▸ SET PROBLEM: Keep only the lines of the data below that contain "content", and copy them.

▸ DATA FOR THIS EXERCISE:
◇ ◇ ◇ ◇ ◇ ◇ ◇

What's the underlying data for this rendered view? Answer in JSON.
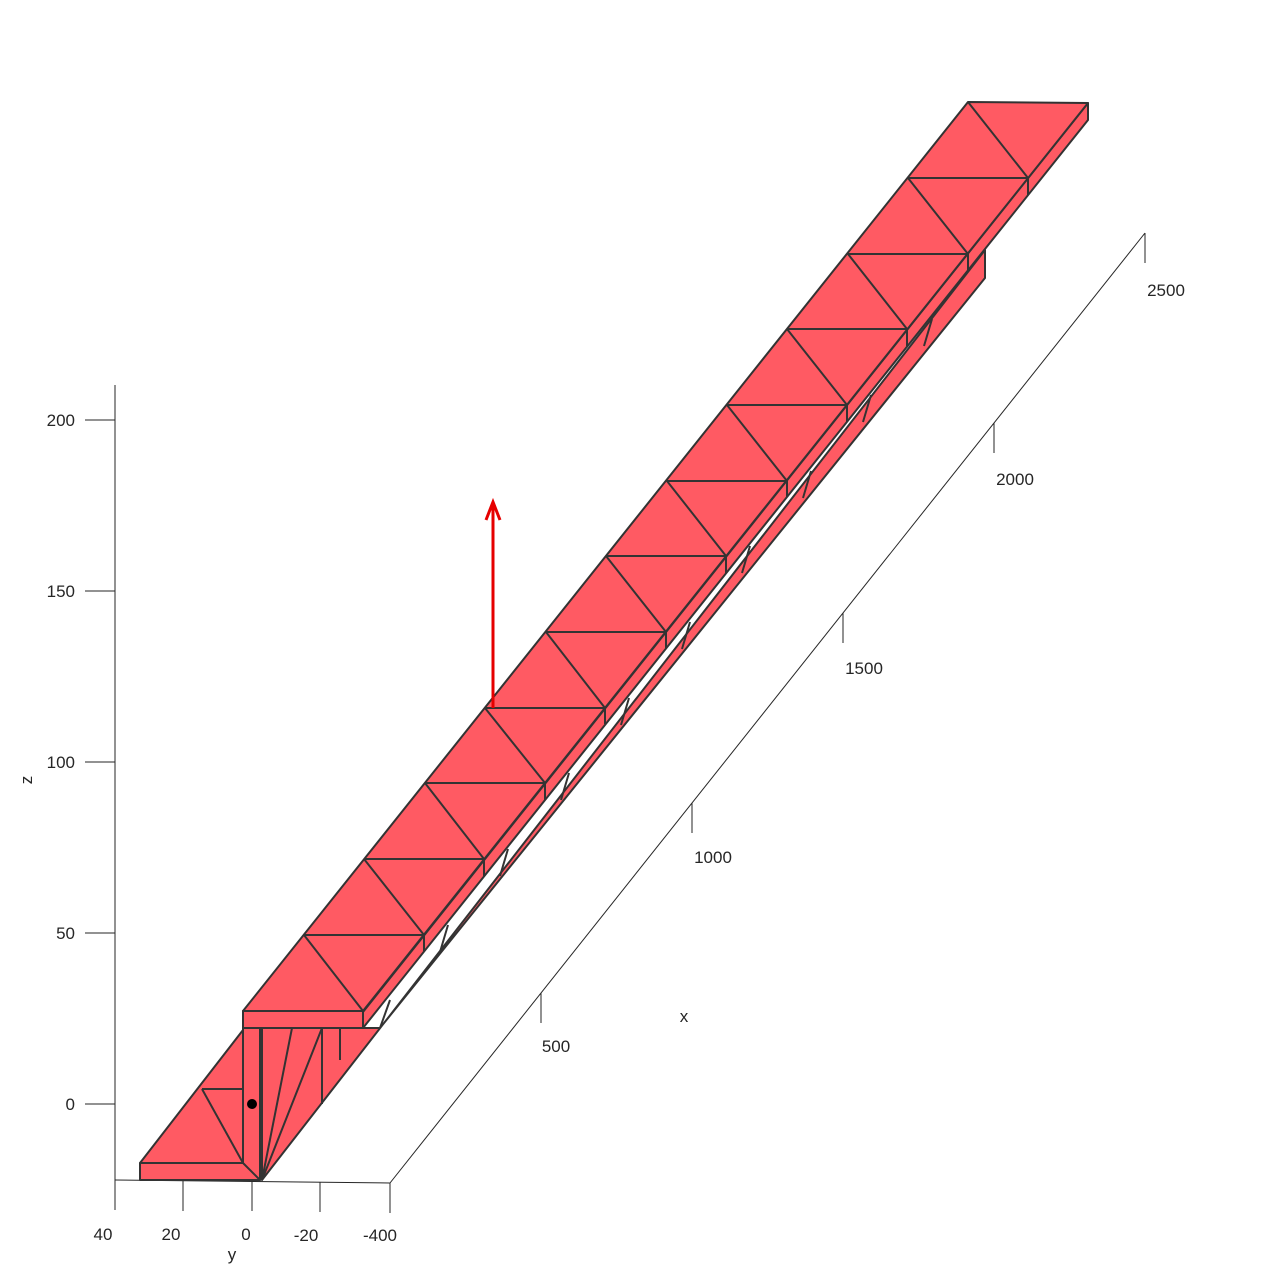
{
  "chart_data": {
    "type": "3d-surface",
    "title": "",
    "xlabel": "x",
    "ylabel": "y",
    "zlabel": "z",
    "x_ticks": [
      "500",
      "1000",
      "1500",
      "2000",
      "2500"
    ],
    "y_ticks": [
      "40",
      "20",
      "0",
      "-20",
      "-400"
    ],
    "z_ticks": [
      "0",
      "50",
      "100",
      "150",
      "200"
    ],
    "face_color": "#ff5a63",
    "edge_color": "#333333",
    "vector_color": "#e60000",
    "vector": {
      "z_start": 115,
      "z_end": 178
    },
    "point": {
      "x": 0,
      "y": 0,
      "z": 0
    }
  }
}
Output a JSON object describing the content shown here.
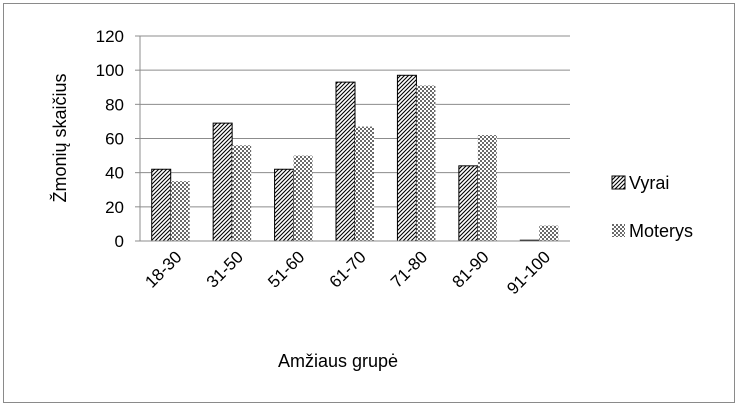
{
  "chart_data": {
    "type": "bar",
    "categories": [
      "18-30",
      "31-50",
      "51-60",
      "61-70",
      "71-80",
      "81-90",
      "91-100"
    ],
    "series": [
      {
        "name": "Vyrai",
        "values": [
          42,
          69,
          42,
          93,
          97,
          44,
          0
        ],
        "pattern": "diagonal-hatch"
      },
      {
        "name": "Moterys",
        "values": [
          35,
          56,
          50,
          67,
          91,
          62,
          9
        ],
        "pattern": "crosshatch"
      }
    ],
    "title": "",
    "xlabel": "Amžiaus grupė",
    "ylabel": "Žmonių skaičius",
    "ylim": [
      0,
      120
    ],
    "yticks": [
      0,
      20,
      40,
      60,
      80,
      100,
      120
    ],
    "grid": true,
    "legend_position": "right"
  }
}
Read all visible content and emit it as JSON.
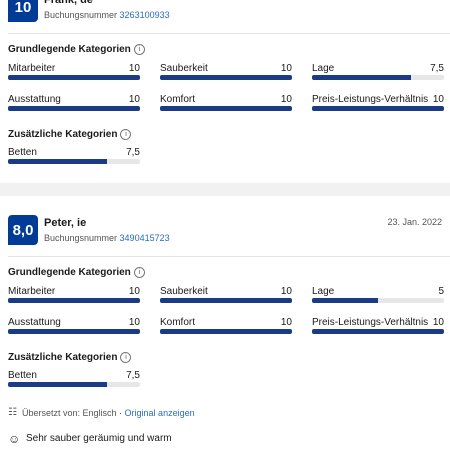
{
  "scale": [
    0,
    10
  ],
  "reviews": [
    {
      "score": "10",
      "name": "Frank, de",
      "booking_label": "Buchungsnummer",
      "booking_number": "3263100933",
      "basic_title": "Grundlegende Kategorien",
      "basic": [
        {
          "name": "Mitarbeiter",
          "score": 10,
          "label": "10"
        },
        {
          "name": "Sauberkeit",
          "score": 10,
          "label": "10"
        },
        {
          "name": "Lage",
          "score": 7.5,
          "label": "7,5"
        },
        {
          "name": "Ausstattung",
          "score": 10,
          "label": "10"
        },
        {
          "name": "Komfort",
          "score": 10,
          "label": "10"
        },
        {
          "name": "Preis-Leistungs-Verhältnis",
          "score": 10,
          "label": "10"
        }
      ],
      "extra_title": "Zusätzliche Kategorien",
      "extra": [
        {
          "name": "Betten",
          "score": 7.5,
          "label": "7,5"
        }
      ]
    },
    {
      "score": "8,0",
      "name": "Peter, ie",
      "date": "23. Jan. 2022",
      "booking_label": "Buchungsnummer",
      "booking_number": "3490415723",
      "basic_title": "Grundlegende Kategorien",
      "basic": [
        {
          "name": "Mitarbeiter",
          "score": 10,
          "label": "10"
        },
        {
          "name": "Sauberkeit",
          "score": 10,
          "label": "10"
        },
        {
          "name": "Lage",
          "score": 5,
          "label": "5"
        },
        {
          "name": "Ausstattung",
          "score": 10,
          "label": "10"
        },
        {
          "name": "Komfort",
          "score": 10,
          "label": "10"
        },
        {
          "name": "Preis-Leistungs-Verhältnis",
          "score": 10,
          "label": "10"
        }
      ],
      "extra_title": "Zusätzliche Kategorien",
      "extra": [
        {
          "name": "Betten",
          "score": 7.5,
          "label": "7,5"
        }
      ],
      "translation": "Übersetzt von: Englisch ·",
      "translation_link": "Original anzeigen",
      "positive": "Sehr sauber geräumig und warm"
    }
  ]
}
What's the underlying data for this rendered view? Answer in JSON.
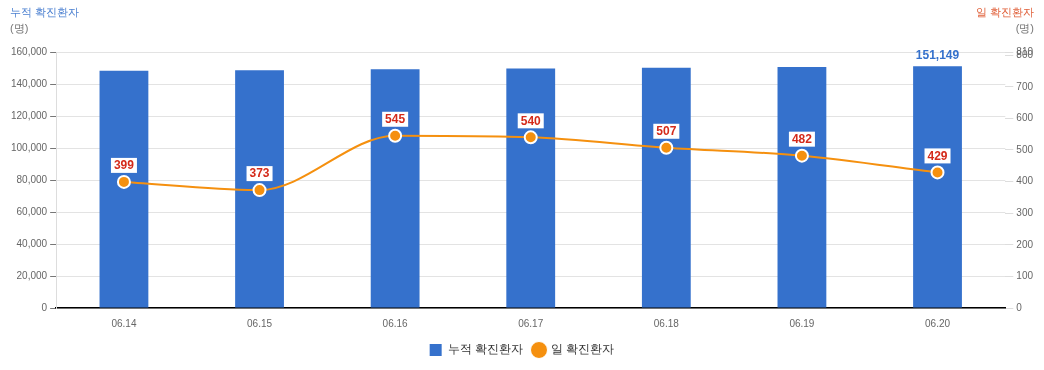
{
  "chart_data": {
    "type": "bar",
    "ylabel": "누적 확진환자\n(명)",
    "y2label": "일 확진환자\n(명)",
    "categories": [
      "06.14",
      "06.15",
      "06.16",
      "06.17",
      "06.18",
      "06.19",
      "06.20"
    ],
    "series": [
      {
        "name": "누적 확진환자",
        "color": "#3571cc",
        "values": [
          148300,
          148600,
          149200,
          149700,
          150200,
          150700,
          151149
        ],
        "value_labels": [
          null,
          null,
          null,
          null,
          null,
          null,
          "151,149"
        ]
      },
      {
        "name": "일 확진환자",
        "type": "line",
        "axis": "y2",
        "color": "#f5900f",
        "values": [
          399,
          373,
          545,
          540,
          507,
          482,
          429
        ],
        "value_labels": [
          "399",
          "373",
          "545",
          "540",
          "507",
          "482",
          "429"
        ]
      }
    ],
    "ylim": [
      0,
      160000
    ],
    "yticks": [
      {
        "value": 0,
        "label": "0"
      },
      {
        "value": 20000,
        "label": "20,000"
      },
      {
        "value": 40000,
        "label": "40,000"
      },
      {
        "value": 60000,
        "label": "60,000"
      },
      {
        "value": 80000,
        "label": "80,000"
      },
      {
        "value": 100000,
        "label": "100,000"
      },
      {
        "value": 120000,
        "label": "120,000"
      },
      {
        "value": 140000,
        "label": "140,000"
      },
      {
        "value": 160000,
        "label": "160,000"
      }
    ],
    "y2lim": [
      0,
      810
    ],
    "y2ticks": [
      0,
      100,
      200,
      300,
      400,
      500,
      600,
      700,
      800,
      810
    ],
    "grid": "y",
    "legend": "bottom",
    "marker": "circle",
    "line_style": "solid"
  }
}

◇ ◇ ◇ ◇ ◇ ◇ ◇

▸ RESULT OF THE TASK:
Output a JSON object describing the content shown here.
Read all visible content and emit it as JSON.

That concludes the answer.